Dataset rows
[start]
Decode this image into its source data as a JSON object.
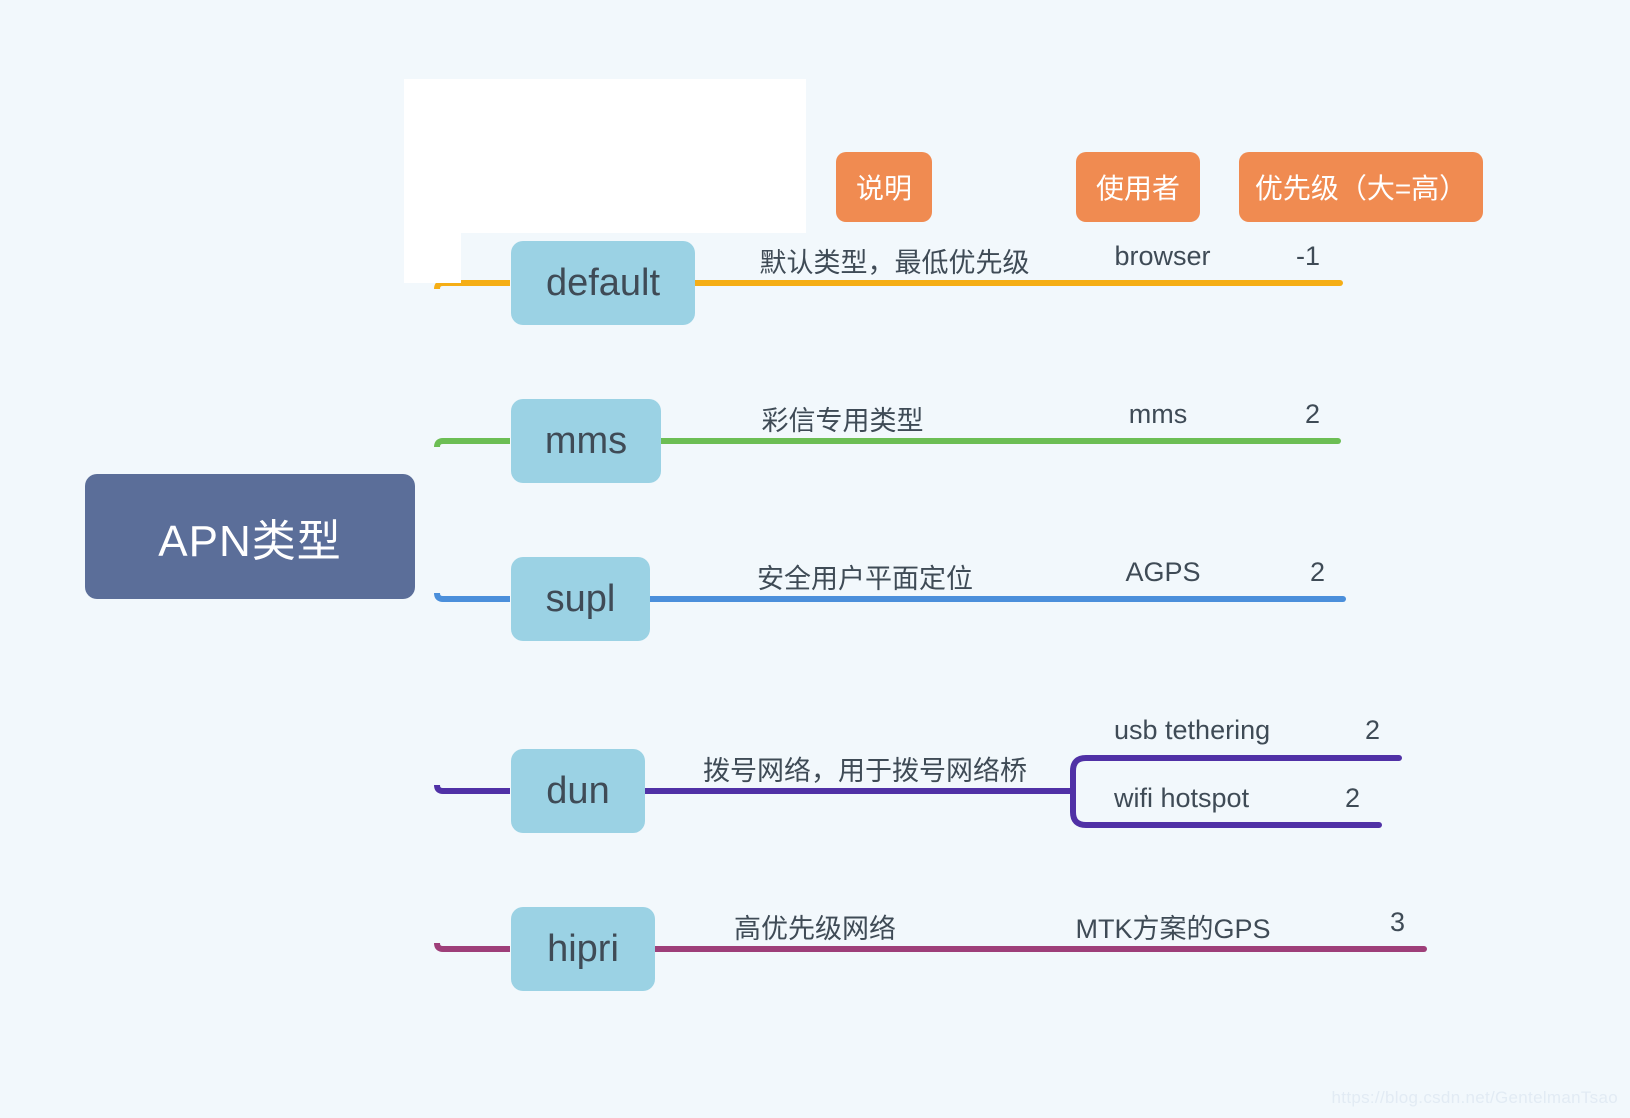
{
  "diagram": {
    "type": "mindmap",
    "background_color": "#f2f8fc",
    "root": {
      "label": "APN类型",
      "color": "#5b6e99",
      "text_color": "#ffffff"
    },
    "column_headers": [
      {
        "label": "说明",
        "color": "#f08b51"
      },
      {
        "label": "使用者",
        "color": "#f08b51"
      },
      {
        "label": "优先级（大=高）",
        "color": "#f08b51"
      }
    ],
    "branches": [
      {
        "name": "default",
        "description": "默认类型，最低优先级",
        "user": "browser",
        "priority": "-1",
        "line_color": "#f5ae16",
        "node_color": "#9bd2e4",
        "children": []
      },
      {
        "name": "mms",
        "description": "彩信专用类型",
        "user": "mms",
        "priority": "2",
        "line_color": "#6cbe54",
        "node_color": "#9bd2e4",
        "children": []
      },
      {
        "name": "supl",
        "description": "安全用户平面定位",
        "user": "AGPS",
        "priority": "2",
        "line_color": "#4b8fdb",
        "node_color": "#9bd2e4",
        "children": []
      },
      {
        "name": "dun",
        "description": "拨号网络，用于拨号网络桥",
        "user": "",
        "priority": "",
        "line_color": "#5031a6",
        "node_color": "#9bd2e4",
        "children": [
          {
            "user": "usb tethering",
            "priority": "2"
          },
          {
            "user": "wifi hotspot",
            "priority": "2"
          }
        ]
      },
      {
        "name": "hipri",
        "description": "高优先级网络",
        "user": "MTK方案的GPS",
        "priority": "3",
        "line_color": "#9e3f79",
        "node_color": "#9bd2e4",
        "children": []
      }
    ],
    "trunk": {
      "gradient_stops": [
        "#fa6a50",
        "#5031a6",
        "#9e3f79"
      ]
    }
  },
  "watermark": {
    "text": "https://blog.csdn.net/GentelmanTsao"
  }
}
[end]
■ Goal ■
Restate the data above word for word. Skip every picture.

■ Finished answer ■
Decode this image into its source data as a JSON object.
{
  "diagram": {
    "type": "mindmap",
    "background_color": "#f2f8fc",
    "root": {
      "label": "APN类型",
      "color": "#5b6e99",
      "text_color": "#ffffff"
    },
    "column_headers": [
      {
        "label": "说明",
        "color": "#f08b51"
      },
      {
        "label": "使用者",
        "color": "#f08b51"
      },
      {
        "label": "优先级（大=高）",
        "color": "#f08b51"
      }
    ],
    "branches": [
      {
        "name": "default",
        "description": "默认类型，最低优先级",
        "user": "browser",
        "priority": "-1",
        "line_color": "#f5ae16",
        "node_color": "#9bd2e4",
        "children": []
      },
      {
        "name": "mms",
        "description": "彩信专用类型",
        "user": "mms",
        "priority": "2",
        "line_color": "#6cbe54",
        "node_color": "#9bd2e4",
        "children": []
      },
      {
        "name": "supl",
        "description": "安全用户平面定位",
        "user": "AGPS",
        "priority": "2",
        "line_color": "#4b8fdb",
        "node_color": "#9bd2e4",
        "children": []
      },
      {
        "name": "dun",
        "description": "拨号网络，用于拨号网络桥",
        "user": "",
        "priority": "",
        "line_color": "#5031a6",
        "node_color": "#9bd2e4",
        "children": [
          {
            "user": "usb tethering",
            "priority": "2"
          },
          {
            "user": "wifi hotspot",
            "priority": "2"
          }
        ]
      },
      {
        "name": "hipri",
        "description": "高优先级网络",
        "user": "MTK方案的GPS",
        "priority": "3",
        "line_color": "#9e3f79",
        "node_color": "#9bd2e4",
        "children": []
      }
    ],
    "trunk": {
      "gradient_stops": [
        "#fa6a50",
        "#5031a6",
        "#9e3f79"
      ]
    }
  },
  "watermark": {
    "text": "https://blog.csdn.net/GentelmanTsao"
  }
}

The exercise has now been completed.